-- START OF Provided records --
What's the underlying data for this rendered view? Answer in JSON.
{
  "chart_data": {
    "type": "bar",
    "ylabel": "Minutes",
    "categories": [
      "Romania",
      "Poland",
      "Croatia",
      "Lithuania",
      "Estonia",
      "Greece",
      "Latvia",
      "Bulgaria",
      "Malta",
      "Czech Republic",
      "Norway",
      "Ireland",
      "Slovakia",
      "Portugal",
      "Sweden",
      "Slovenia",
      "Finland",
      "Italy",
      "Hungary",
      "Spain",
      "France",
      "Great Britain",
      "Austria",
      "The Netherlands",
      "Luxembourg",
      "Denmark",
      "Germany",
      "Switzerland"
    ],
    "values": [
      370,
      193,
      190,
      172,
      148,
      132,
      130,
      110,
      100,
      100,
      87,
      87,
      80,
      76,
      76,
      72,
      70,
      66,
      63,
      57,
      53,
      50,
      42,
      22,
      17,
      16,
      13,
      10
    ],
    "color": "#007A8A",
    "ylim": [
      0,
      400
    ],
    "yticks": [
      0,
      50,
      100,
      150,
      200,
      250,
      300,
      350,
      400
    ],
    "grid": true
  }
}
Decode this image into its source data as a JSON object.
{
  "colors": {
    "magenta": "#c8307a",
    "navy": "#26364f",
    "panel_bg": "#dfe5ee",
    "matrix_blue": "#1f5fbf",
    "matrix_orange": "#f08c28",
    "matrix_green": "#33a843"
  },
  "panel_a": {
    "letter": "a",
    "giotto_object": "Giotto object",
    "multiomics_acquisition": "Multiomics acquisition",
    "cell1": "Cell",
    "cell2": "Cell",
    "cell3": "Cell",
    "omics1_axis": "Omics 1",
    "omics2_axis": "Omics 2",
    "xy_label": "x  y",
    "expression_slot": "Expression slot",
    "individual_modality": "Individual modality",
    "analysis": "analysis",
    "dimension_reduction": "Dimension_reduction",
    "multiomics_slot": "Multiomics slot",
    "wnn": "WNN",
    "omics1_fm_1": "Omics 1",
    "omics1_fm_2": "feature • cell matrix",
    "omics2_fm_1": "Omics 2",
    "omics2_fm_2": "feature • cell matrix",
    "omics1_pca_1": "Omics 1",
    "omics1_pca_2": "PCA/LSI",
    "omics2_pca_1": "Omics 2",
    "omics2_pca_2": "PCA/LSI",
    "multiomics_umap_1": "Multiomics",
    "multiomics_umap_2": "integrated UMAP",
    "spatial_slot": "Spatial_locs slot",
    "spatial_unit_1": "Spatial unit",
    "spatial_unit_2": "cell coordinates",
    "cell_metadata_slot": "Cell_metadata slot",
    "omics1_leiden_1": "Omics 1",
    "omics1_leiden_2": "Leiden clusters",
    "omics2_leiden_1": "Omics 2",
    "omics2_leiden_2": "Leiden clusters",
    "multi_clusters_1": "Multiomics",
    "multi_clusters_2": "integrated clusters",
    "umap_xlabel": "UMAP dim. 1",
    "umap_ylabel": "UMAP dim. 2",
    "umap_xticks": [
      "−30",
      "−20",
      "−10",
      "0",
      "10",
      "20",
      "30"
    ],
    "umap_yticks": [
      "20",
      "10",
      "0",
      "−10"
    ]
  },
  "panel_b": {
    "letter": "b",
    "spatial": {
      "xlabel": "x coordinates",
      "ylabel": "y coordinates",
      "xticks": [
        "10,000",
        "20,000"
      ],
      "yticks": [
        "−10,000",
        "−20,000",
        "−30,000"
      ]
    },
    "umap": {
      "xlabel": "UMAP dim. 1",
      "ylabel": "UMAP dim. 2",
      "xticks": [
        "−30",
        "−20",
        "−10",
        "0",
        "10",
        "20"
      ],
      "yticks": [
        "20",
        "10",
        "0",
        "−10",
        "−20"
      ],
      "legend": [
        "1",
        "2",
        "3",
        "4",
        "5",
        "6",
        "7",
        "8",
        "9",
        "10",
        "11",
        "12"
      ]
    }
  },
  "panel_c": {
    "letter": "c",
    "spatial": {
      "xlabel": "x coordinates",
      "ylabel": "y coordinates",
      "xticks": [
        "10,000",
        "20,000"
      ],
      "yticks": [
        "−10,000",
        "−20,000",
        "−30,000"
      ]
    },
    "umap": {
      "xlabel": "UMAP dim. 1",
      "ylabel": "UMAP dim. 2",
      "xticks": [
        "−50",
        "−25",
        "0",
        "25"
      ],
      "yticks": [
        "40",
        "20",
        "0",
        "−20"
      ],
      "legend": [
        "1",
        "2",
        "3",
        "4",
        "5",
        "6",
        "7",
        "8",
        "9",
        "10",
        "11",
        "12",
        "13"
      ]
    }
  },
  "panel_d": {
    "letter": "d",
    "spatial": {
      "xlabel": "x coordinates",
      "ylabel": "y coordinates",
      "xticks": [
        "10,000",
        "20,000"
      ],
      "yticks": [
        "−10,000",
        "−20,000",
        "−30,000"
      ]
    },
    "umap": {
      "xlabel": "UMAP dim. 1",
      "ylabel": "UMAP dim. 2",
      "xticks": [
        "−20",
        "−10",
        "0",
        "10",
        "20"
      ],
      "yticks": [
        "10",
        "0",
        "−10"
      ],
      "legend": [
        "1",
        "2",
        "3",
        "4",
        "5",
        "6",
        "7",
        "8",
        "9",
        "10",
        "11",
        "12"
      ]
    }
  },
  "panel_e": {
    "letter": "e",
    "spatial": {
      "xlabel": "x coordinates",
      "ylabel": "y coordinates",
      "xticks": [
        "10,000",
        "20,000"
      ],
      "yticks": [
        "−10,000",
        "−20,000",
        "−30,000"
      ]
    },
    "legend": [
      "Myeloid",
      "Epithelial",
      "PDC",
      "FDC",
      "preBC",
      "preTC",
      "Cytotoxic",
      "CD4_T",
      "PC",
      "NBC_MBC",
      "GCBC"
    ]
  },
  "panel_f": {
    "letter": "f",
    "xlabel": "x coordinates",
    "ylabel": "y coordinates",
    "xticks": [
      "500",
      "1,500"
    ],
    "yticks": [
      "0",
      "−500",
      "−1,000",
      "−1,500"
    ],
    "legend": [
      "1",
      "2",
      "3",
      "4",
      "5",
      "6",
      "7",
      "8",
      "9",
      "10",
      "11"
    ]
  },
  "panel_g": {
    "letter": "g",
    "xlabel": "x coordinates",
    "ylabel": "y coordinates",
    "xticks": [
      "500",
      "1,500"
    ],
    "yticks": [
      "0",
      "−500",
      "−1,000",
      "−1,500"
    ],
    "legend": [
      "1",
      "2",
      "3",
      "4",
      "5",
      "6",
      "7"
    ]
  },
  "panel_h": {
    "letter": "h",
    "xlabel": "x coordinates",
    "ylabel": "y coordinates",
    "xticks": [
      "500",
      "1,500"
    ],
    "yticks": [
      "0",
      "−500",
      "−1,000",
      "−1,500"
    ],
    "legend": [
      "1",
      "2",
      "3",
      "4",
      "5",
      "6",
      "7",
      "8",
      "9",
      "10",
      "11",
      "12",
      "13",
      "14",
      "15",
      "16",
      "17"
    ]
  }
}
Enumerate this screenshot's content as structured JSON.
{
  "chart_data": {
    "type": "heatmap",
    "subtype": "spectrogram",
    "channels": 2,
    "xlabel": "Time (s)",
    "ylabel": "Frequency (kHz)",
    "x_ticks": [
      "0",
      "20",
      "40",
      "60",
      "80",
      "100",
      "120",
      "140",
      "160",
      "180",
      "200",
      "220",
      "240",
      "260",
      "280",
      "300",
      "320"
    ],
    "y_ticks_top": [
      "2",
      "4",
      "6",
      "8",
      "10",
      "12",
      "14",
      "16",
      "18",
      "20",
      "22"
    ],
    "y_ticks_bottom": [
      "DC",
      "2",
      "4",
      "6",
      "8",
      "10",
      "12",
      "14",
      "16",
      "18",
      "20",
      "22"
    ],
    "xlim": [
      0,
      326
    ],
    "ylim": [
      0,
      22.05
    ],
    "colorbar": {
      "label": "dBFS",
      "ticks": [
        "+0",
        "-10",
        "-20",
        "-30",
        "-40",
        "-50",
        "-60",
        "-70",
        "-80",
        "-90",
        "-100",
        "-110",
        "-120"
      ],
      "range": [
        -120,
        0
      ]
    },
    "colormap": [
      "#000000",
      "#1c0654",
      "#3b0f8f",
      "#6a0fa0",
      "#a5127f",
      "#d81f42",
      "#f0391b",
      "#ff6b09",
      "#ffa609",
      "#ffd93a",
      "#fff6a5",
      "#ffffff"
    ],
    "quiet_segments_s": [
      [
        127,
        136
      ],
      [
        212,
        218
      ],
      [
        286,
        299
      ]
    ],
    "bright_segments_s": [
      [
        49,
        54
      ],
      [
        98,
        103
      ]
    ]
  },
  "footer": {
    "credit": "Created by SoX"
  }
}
-- END OF Provided records --
Extract every line from the one with "Enumerate this screenshot's" down to the final line above, both included, exactly as written.

Enumerate this screenshot's content as structured JSON.
{
  "chart_data": {
    "type": "heatmap",
    "subtype": "spectrogram",
    "channels": 2,
    "xlabel": "Time (s)",
    "ylabel": "Frequency (kHz)",
    "x_ticks": [
      "0",
      "20",
      "40",
      "60",
      "80",
      "100",
      "120",
      "140",
      "160",
      "180",
      "200",
      "220",
      "240",
      "260",
      "280",
      "300",
      "320"
    ],
    "y_ticks_top": [
      "2",
      "4",
      "6",
      "8",
      "10",
      "12",
      "14",
      "16",
      "18",
      "20",
      "22"
    ],
    "y_ticks_bottom": [
      "DC",
      "2",
      "4",
      "6",
      "8",
      "10",
      "12",
      "14",
      "16",
      "18",
      "20",
      "22"
    ],
    "xlim": [
      0,
      326
    ],
    "ylim": [
      0,
      22.05
    ],
    "colorbar": {
      "label": "dBFS",
      "ticks": [
        "+0",
        "-10",
        "-20",
        "-30",
        "-40",
        "-50",
        "-60",
        "-70",
        "-80",
        "-90",
        "-100",
        "-110",
        "-120"
      ],
      "range": [
        -120,
        0
      ]
    },
    "colormap": [
      "#000000",
      "#1c0654",
      "#3b0f8f",
      "#6a0fa0",
      "#a5127f",
      "#d81f42",
      "#f0391b",
      "#ff6b09",
      "#ffa609",
      "#ffd93a",
      "#fff6a5",
      "#ffffff"
    ],
    "quiet_segments_s": [
      [
        127,
        136
      ],
      [
        212,
        218
      ],
      [
        286,
        299
      ]
    ],
    "bright_segments_s": [
      [
        49,
        54
      ],
      [
        98,
        103
      ]
    ]
  },
  "footer": {
    "credit": "Created by SoX"
  }
}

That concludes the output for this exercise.